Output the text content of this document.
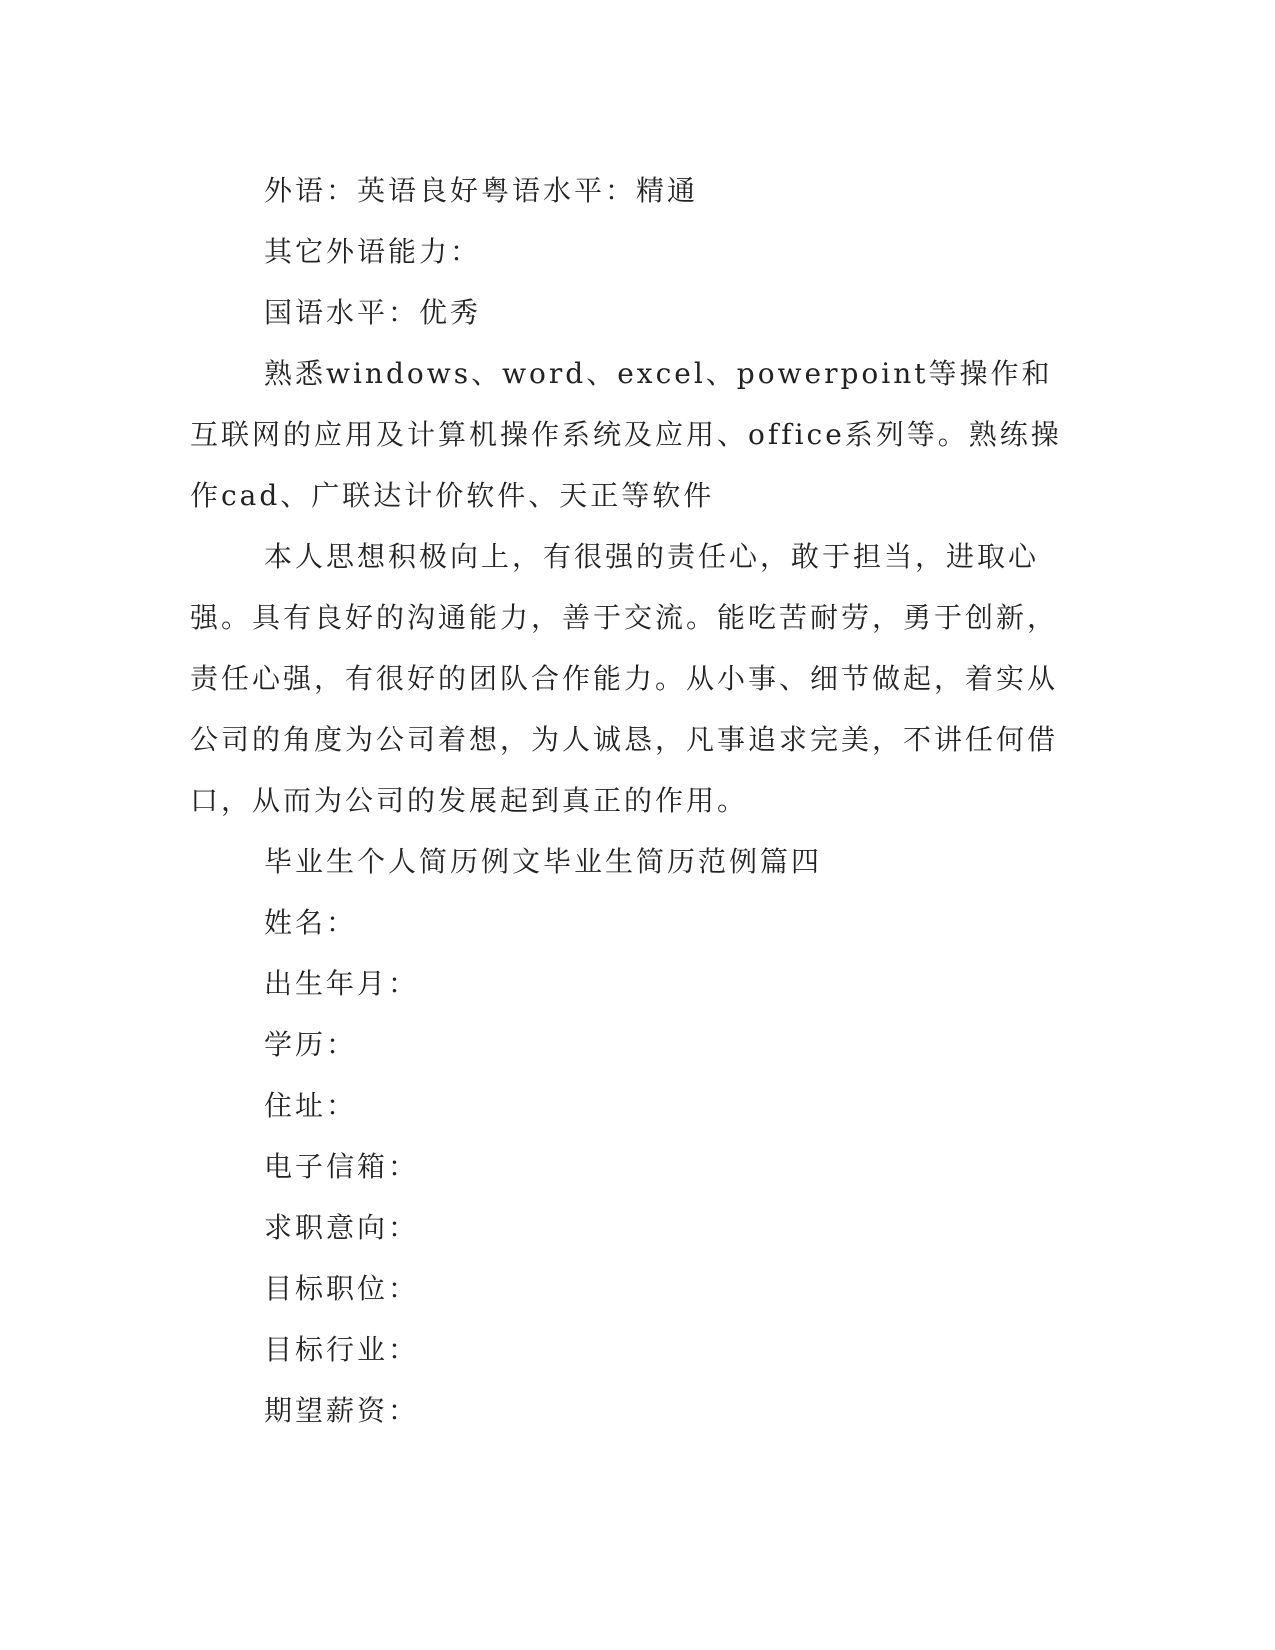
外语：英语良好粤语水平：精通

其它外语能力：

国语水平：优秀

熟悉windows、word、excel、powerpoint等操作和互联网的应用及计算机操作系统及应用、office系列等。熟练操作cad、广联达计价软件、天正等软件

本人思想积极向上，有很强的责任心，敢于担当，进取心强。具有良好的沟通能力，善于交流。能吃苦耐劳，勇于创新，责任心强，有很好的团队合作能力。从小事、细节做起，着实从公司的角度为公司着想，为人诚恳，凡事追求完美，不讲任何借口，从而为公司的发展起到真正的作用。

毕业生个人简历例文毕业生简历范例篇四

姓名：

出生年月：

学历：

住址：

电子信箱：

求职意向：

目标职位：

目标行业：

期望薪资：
■ ■ ■
All preceding records should be duplicated verbatim, images excepted.

## ANSWER FOR THIS EXERCISE
Output the text content of this document.
外语：英语良好粤语水平：精通

其它外语能力：

国语水平：优秀

熟悉windows、word、excel、powerpoint等操作和互联网的应用及计算机操作系统及应用、office系列等。熟练操作cad、广联达计价软件、天正等软件

本人思想积极向上，有很强的责任心，敢于担当，进取心强。具有良好的沟通能力，善于交流。能吃苦耐劳，勇于创新，责任心强，有很好的团队合作能力。从小事、细节做起，着实从公司的角度为公司着想，为人诚恳，凡事追求完美，不讲任何借口，从而为公司的发展起到真正的作用。

毕业生个人简历例文毕业生简历范例篇四

姓名：

出生年月：

学历：

住址：

电子信箱：

求职意向：

目标职位：

目标行业：

期望薪资：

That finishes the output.